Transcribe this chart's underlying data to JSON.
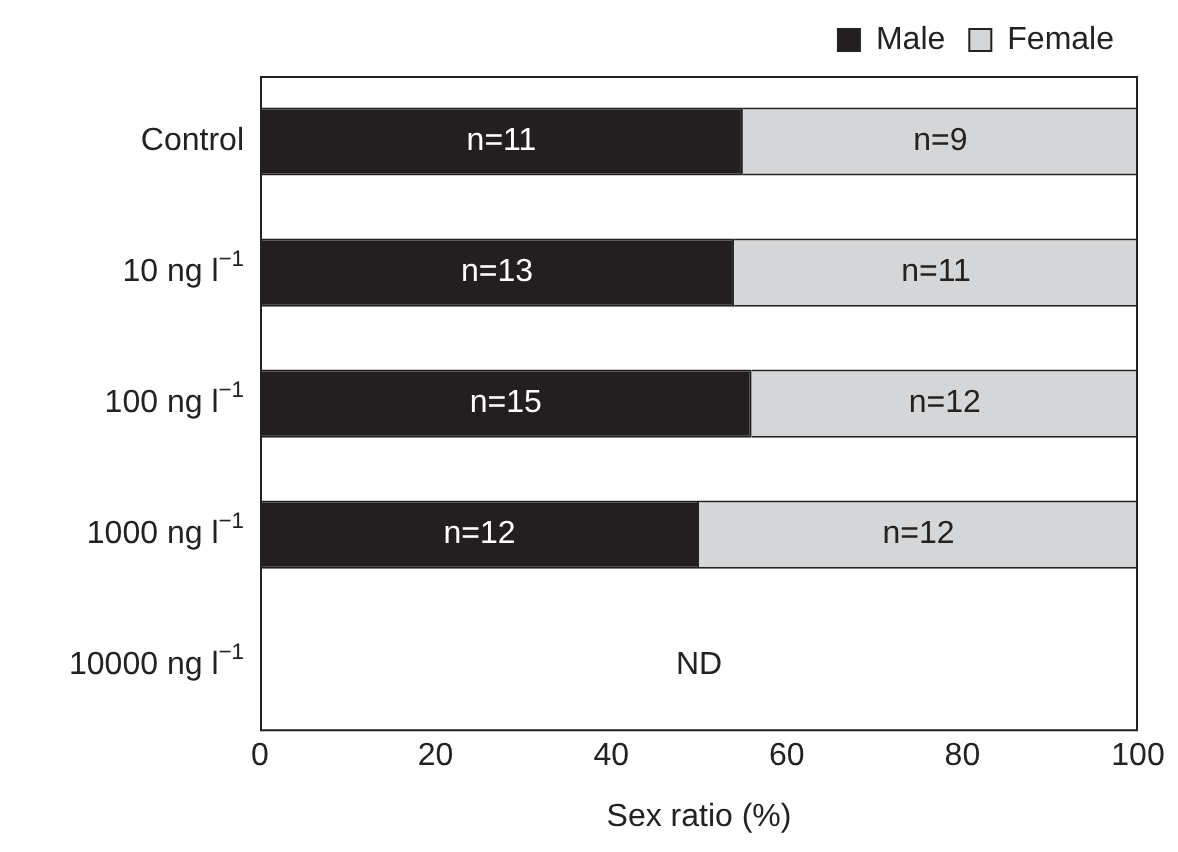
{
  "chart_data": {
    "type": "bar",
    "orientation": "horizontal",
    "stacked": true,
    "xlabel": "Sex ratio (%)",
    "categories": [
      "Control",
      "10 ng l$^{−1}$",
      "100 ng l$^{−1}$",
      "1000 ng l$^{−1}$",
      "10000 ng l$^{−1}$"
    ],
    "series": [
      {
        "name": "Male",
        "color": "#231f20",
        "values": [
          55,
          54,
          56,
          50,
          null
        ]
      },
      {
        "name": "Female",
        "color": "#d5d6d8",
        "values": [
          45,
          46,
          44,
          50,
          null
        ]
      }
    ],
    "xlim": [
      0,
      100
    ],
    "xticks": [
      0,
      20,
      40,
      60,
      80,
      100
    ],
    "grid": false,
    "legend": "top right",
    "annotations": [
      "n=11",
      "n=9",
      "n=13",
      "n=11",
      "n=15",
      "n=12",
      "n=12",
      "n=12",
      "ND"
    ]
  }
}
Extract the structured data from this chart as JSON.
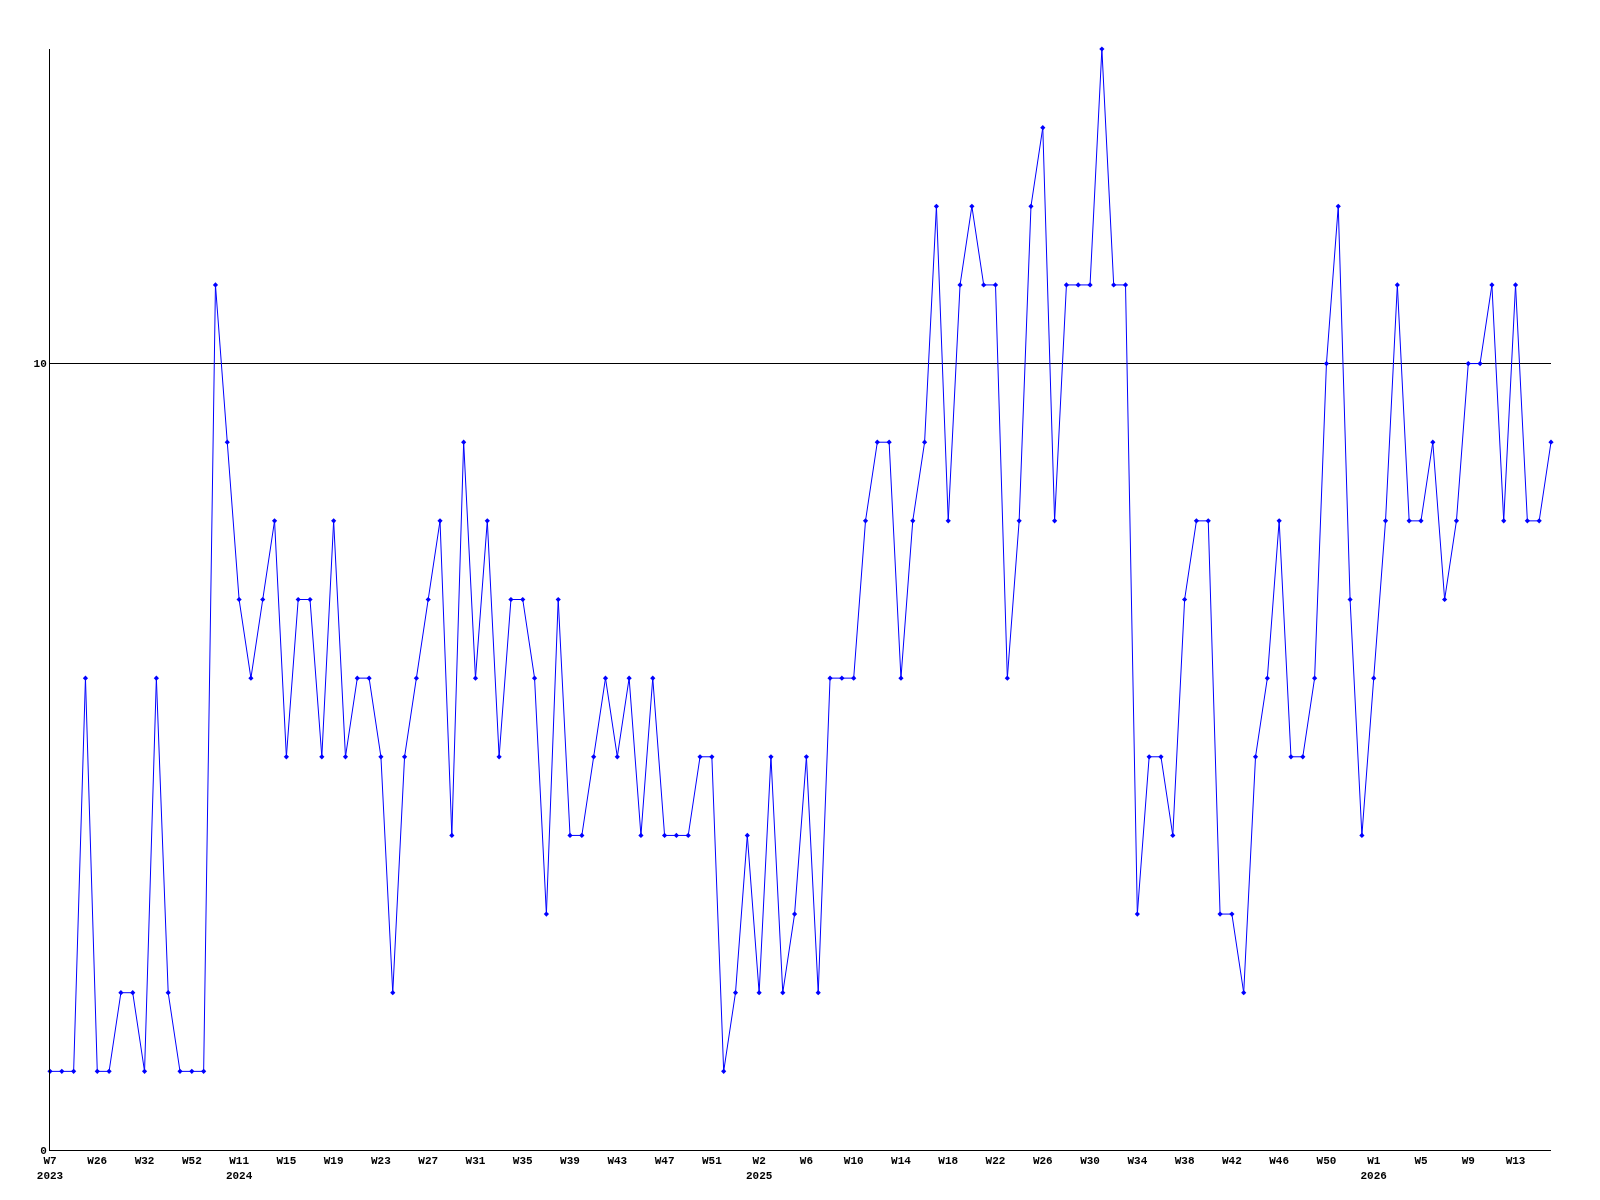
{
  "chart_data": {
    "type": "line",
    "categories": [
      "W7\n2023",
      null,
      null,
      null,
      "W26",
      null,
      null,
      null,
      "W32",
      null,
      null,
      null,
      "W52",
      null,
      null,
      null,
      "W11\n2024",
      null,
      null,
      null,
      "W15",
      null,
      null,
      null,
      "W19",
      null,
      null,
      null,
      "W23",
      null,
      null,
      null,
      "W27",
      null,
      null,
      null,
      "W31",
      null,
      null,
      null,
      "W35",
      null,
      null,
      null,
      "W39",
      null,
      null,
      null,
      "W43",
      null,
      null,
      null,
      "W47",
      null,
      null,
      null,
      "W51",
      null,
      null,
      null,
      "W2\n2025",
      null,
      null,
      null,
      "W6",
      null,
      null,
      null,
      "W10",
      null,
      null,
      null,
      "W14",
      null,
      null,
      null,
      "W18",
      null,
      null,
      null,
      "W22",
      null,
      null,
      null,
      "W26",
      null,
      null,
      null,
      "W30",
      null,
      null,
      null,
      "W34",
      null,
      null,
      null,
      "W38",
      null,
      null,
      null,
      "W42",
      null,
      null,
      null,
      "W46",
      null,
      null,
      null,
      "W50",
      null,
      null,
      null,
      "W1\n2026",
      null,
      null,
      null,
      "W5",
      null,
      null,
      null,
      "W9",
      null,
      null,
      null,
      "W13",
      null,
      null,
      null
    ],
    "series": [
      {
        "color": "#0000ff",
        "values": [
          1,
          1,
          1,
          6,
          1,
          1,
          2,
          2,
          1,
          6,
          2,
          1,
          1,
          1,
          11,
          9,
          7,
          6,
          7,
          8,
          5,
          7,
          7,
          5,
          8,
          5,
          6,
          6,
          5,
          2,
          5,
          6,
          7,
          8,
          4,
          9,
          6,
          8,
          5,
          7,
          7,
          6,
          3,
          7,
          4,
          4,
          5,
          6,
          5,
          6,
          4,
          6,
          4,
          4,
          4,
          5,
          5,
          1,
          2,
          4,
          2,
          5,
          2,
          3,
          5,
          2,
          6,
          6,
          6,
          8,
          9,
          9,
          6,
          8,
          9,
          12,
          8,
          11,
          12,
          11,
          11,
          6,
          8,
          12,
          13,
          8,
          11,
          11,
          11,
          14,
          11,
          11,
          3,
          5,
          5,
          4,
          7,
          8,
          8,
          3,
          3,
          2,
          5,
          6,
          8,
          5,
          5,
          6,
          10,
          12,
          7,
          4,
          6,
          8,
          11,
          8,
          8,
          9,
          7,
          8,
          10,
          10,
          11,
          8,
          11,
          8,
          8,
          9
        ]
      }
    ],
    "ylim": [
      0,
      14
    ],
    "yticks": [
      0,
      10
    ],
    "grid": "y",
    "legend": false,
    "marker": "diamond",
    "line_style": "solid"
  }
}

* * *

▸ **The exercise**
Copy the data character for character, but drop all pictures from the copy.

▸ **Finished exercise**
Transcribe this chart's underlying data to JSON.
{
  "chart_data": {
    "type": "bar",
    "orientation": "horizontal",
    "stacked": true,
    "xlabel": "Sex ratio (%)",
    "categories": [
      "Control",
      "10 ng l$^{−1}$",
      "100 ng l$^{−1}$",
      "1000 ng l$^{−1}$",
      "10000 ng l$^{−1}$"
    ],
    "series": [
      {
        "name": "Male",
        "color": "#231f20",
        "values": [
          55,
          54,
          56,
          50,
          null
        ]
      },
      {
        "name": "Female",
        "color": "#d5d6d8",
        "values": [
          45,
          46,
          44,
          50,
          null
        ]
      }
    ],
    "xlim": [
      0,
      100
    ],
    "xticks": [
      0,
      20,
      40,
      60,
      80,
      100
    ],
    "grid": false,
    "legend": "top right",
    "annotations": [
      "n=11",
      "n=9",
      "n=13",
      "n=11",
      "n=15",
      "n=12",
      "n=12",
      "n=12",
      "ND"
    ]
  }
}
Extract the structured data from this chart as JSON.
{
  "chart_data": {
    "type": "line",
    "categories": [
      "W7\n2023",
      null,
      null,
      null,
      "W26",
      null,
      null,
      null,
      "W32",
      null,
      null,
      null,
      "W52",
      null,
      null,
      null,
      "W11\n2024",
      null,
      null,
      null,
      "W15",
      null,
      null,
      null,
      "W19",
      null,
      null,
      null,
      "W23",
      null,
      null,
      null,
      "W27",
      null,
      null,
      null,
      "W31",
      null,
      null,
      null,
      "W35",
      null,
      null,
      null,
      "W39",
      null,
      null,
      null,
      "W43",
      null,
      null,
      null,
      "W47",
      null,
      null,
      null,
      "W51",
      null,
      null,
      null,
      "W2\n2025",
      null,
      null,
      null,
      "W6",
      null,
      null,
      null,
      "W10",
      null,
      null,
      null,
      "W14",
      null,
      null,
      null,
      "W18",
      null,
      null,
      null,
      "W22",
      null,
      null,
      null,
      "W26",
      null,
      null,
      null,
      "W30",
      null,
      null,
      null,
      "W34",
      null,
      null,
      null,
      "W38",
      null,
      null,
      null,
      "W42",
      null,
      null,
      null,
      "W46",
      null,
      null,
      null,
      "W50",
      null,
      null,
      null,
      "W1\n2026",
      null,
      null,
      null,
      "W5",
      null,
      null,
      null,
      "W9",
      null,
      null,
      null,
      "W13",
      null,
      null,
      null
    ],
    "series": [
      {
        "color": "#0000ff",
        "values": [
          1,
          1,
          1,
          6,
          1,
          1,
          2,
          2,
          1,
          6,
          2,
          1,
          1,
          1,
          11,
          9,
          7,
          6,
          7,
          8,
          5,
          7,
          7,
          5,
          8,
          5,
          6,
          6,
          5,
          2,
          5,
          6,
          7,
          8,
          4,
          9,
          6,
          8,
          5,
          7,
          7,
          6,
          3,
          7,
          4,
          4,
          5,
          6,
          5,
          6,
          4,
          6,
          4,
          4,
          4,
          5,
          5,
          1,
          2,
          4,
          2,
          5,
          2,
          3,
          5,
          2,
          6,
          6,
          6,
          8,
          9,
          9,
          6,
          8,
          9,
          12,
          8,
          11,
          12,
          11,
          11,
          6,
          8,
          12,
          13,
          8,
          11,
          11,
          11,
          14,
          11,
          11,
          3,
          5,
          5,
          4,
          7,
          8,
          8,
          3,
          3,
          2,
          5,
          6,
          8,
          5,
          5,
          6,
          10,
          12,
          7,
          4,
          6,
          8,
          11,
          8,
          8,
          9,
          7,
          8,
          10,
          10,
          11,
          8,
          11,
          8,
          8,
          9
        ]
      }
    ],
    "ylim": [
      0,
      14
    ],
    "yticks": [
      0,
      10
    ],
    "grid": "y",
    "legend": false,
    "marker": "diamond",
    "line_style": "solid"
  }
}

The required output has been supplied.